◆ TEXTO EXTRAÍDO:
35. No predican nada cristiano aquellos que enseñan que no es necesaria la contrición para los que se disponen a rescatar almas o adquirir privilegios de confesión.
36. Cualquier cristiano verdaderamente arrepentido tiene derecho a la remisión plenaria de pena y culpa, incluso sin carta de indulgencias.
37. Cualquier cristiano verdadero, vivo o muerto, tiene participación en todos los bienes de Cristo y de la Iglesia; esta participación se la ha concedido Dios, incluso sin cartas de indulgencias.
38. No obstante, la remisión y la participación otorgadas por el papa no han de menospreciarse en manera alguna, porque, como ya he dicho, constituyen una declaración de la remisión divina.
39. Es dificilísimo, hasta para los teólogos más doctos, ensalzar ante el pueblo al mismo tiempo la prodigalidad de las indulgencias y la verdad de la contrición.
40. La verdadera contrición busca y ama las penas, pero la profusión de las indulgencias relaja y las hace odiosas, o al menos da ocasión para ello.

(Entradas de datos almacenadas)

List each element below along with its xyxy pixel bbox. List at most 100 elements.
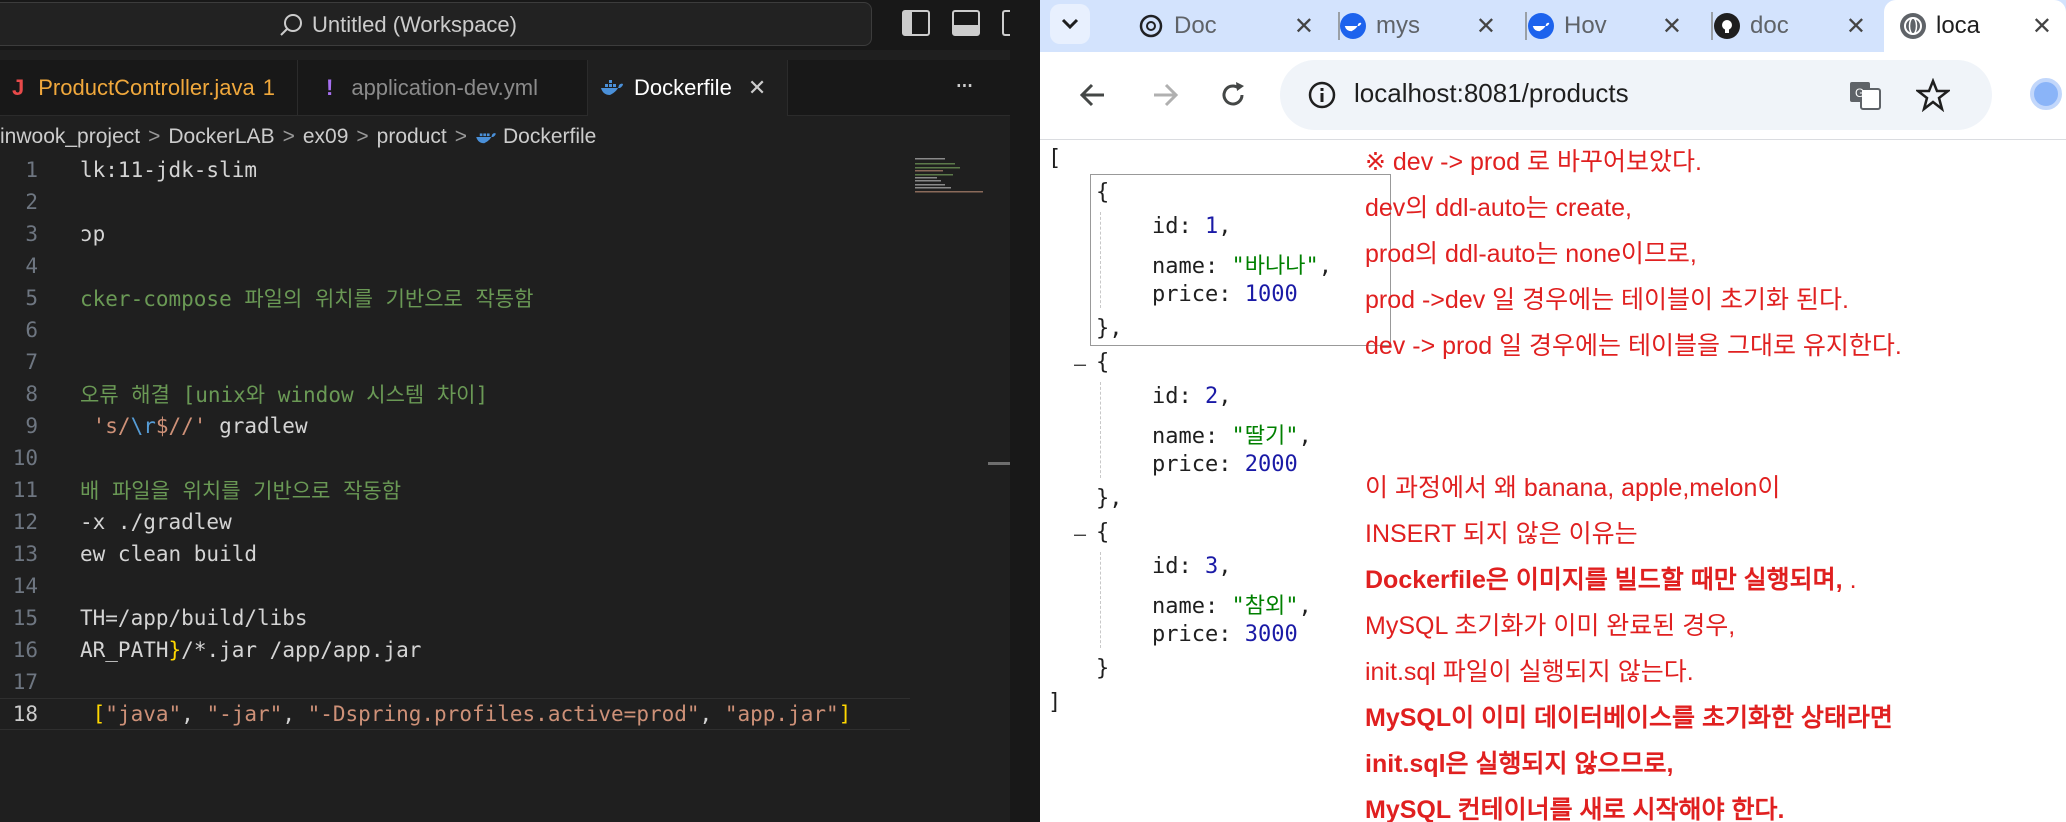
docker-icon [601, 80, 623, 95]
reload-button[interactable] [1210, 72, 1256, 118]
forward-button[interactable] [1142, 72, 1188, 118]
svg-text:G: G [1855, 86, 1864, 100]
json-key: name [1152, 254, 1205, 279]
more-actions-button[interactable]: ··· [955, 72, 974, 100]
site-info-icon[interactable] [1306, 79, 1338, 111]
annotation-text: ※ dev -> prod 로 바꾸어보았다. [1365, 148, 1702, 176]
toggle-primary-sidebar-icon[interactable] [902, 10, 930, 36]
tab-application-dev[interactable]: ! application-dev.yml [298, 60, 588, 116]
line-number: 12 [12, 510, 38, 534]
code-brace: } [168, 638, 182, 662]
indent-guide [1100, 212, 1101, 308]
json-value: 1 [1205, 214, 1219, 239]
code-line: 6 [0, 314, 910, 346]
close-icon[interactable]: ✕ [2032, 12, 2052, 41]
json-brace: { [1096, 180, 1110, 205]
fold-toggle[interactable]: – [1074, 352, 1086, 376]
json-brace: { [1096, 350, 1110, 375]
tab-title: loca [1936, 12, 1981, 39]
json-open-bracket: [ [1048, 146, 1062, 171]
problems-badge: 1 [262, 75, 275, 100]
close-icon[interactable]: ✕ [748, 75, 766, 101]
browser-tab[interactable]: Doc ✕ [1138, 0, 1328, 52]
breadcrumb-item[interactable]: ex09 [303, 125, 349, 149]
browser-tab-active[interactable]: loca ✕ [1884, 0, 2066, 52]
back-arrow-icon [1079, 83, 1104, 107]
code-text: AR_PATH}/*.jar /app/app.jar [80, 638, 421, 662]
tab-title: doc [1750, 12, 1789, 39]
code-comment: 오류 해결 [unix와 window 시스템 차이] [80, 383, 489, 407]
json-brace: { [1096, 520, 1110, 545]
code-text: -x ./gradlew [80, 510, 232, 534]
line-number: 9 [25, 414, 38, 438]
json-field: name: "딸기", [1152, 424, 1312, 449]
fold-toggle[interactable]: – [1074, 522, 1086, 546]
line-number: 7 [25, 350, 38, 374]
line-number: 6 [25, 318, 38, 342]
browser-tab[interactable]: Hov ✕ [1508, 0, 1696, 52]
breadcrumb-item[interactable]: Dockerfile [503, 125, 596, 149]
line-number: 16 [12, 638, 38, 662]
title-bar: Untitled (Workspace) [0, 0, 1040, 50]
annotation-text-bold: MySQL이 이미 데이터베이스를 초기화한 상태라면 [1365, 704, 1893, 732]
annotation-text: MySQL 초기화가 이미 완료된 경우, [1365, 612, 1736, 640]
tab-productcontroller[interactable]: J ProductController.java 1 [0, 60, 298, 116]
indent-guide [1100, 552, 1101, 648]
code-bracket: ] [838, 702, 852, 726]
json-key: id [1152, 214, 1179, 239]
minimap[interactable] [915, 158, 985, 194]
json-value: 1000 [1244, 282, 1298, 307]
tab-dockerfile[interactable]: Dockerfile ✕ [588, 60, 788, 116]
json-close-bracket: ] [1048, 690, 1062, 715]
back-button[interactable] [1070, 72, 1116, 118]
code-text: ew clean build [80, 542, 258, 566]
json-value: 2000 [1244, 452, 1298, 477]
browser-tab[interactable]: mys ✕ [1322, 0, 1510, 52]
json-key: price [1152, 452, 1219, 477]
code-line: 17 [0, 666, 910, 698]
reload-icon [1222, 82, 1244, 106]
annotation-text: dev의 ddl-auto는 create, [1365, 194, 1632, 222]
toggle-panel-icon[interactable] [952, 10, 980, 36]
line-number: 8 [25, 382, 38, 406]
window-divider [1010, 0, 1040, 822]
close-icon[interactable]: ✕ [1294, 12, 1314, 41]
close-icon[interactable]: ✕ [1662, 12, 1682, 41]
code-line: 1 lk:11-jdk-slim [0, 154, 910, 186]
json-value: 3 [1205, 554, 1219, 579]
code-comment: cker-compose 파일의 위치를 기반으로 작동함 [80, 287, 534, 311]
address-bar[interactable]: localhost:8081/products G [1280, 60, 1992, 130]
browser-tab[interactable]: doc ✕ [1694, 0, 1880, 52]
annotation-tail: . [1842, 566, 1857, 594]
annotation-text-bold: init.sql은 실행되지 않으므로, [1365, 750, 1674, 778]
code-token: , [181, 702, 207, 726]
bookmark-star-icon[interactable] [1916, 78, 1950, 112]
close-icon[interactable]: ✕ [1476, 12, 1496, 41]
editor-scrollbar[interactable] [988, 462, 1010, 465]
code-token: AR_PATH [80, 638, 169, 662]
code-line: 5 cker-compose 파일의 위치를 기반으로 작동함 [0, 282, 910, 314]
code-editor[interactable]: 1 lk:11-jdk-slim 2 3 ɔp 4 5 cker-compose 파일… [0, 154, 1010, 822]
annotation-text: prod의 ddl-auto는 none이므로, [1365, 240, 1697, 268]
line-number: 13 [12, 542, 38, 566]
breadcrumb-item[interactable]: product [377, 125, 447, 149]
tab-search-button[interactable] [1050, 4, 1090, 44]
breadcrumb-item[interactable]: DockerLAB [168, 125, 274, 149]
line-number: 18 [12, 702, 38, 726]
close-icon[interactable]: ✕ [1846, 12, 1866, 41]
code-line: 4 [0, 250, 910, 282]
code-string: "-Dspring.profiles.active=prod" [307, 702, 700, 726]
json-field: name: "바나나", [1152, 254, 1332, 279]
json-close-brace: }, [1096, 316, 1123, 341]
code-line: 12 -x ./gradlew [0, 506, 910, 538]
profile-avatar[interactable] [2030, 78, 2062, 110]
code-bracket: [ [80, 702, 106, 726]
command-center-search[interactable]: Untitled (Workspace) [0, 2, 872, 46]
code-line: 8 오류 해결 [unix와 window 시스템 차이] [0, 378, 910, 410]
json-close-brace: } [1096, 656, 1110, 681]
code-line: 15 TH=/app/build/libs [0, 602, 910, 634]
translate-icon[interactable]: G [1848, 78, 1882, 112]
tab-title: mys [1376, 12, 1420, 39]
breadcrumb-item[interactable]: inwook_project [0, 125, 140, 149]
docker-icon [1340, 13, 1366, 39]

◆ INSTRUCCIONES Y REQUISITOS: Reproduce completo y sin ningún cambio el texto sobre las indulgencias. No hace falta consultar el listado.

◆ RESPUESTA:
35. No predican nada cristiano aquellos que enseñan que no es necesaria la contrición para los que se disponen a rescatar almas o adquirir privilegios de confesión.
36. Cualquier cristiano verdaderamente arrepentido tiene derecho a la remisión plenaria de pena y culpa, incluso sin carta de indulgencias.
37. Cualquier cristiano verdadero, vivo o muerto, tiene participación en todos los bienes de Cristo y de la Iglesia; esta participación se la ha concedido Dios, incluso sin cartas de indulgencias.
38. No obstante, la remisión y la participación otorgadas por el papa no han de menospreciarse en manera alguna, porque, como ya he dicho, constituyen una declaración de la remisión divina.
39. Es dificilísimo, hasta para los teólogos más doctos, ensalzar ante el pueblo al mismo tiempo la prodigalidad de las indulgencias y la verdad de la contrición.
40. La verdadera contrición busca y ama las penas, pero la profusión de las indulgencias relaja y las hace odiosas, o al menos da ocasión para ello.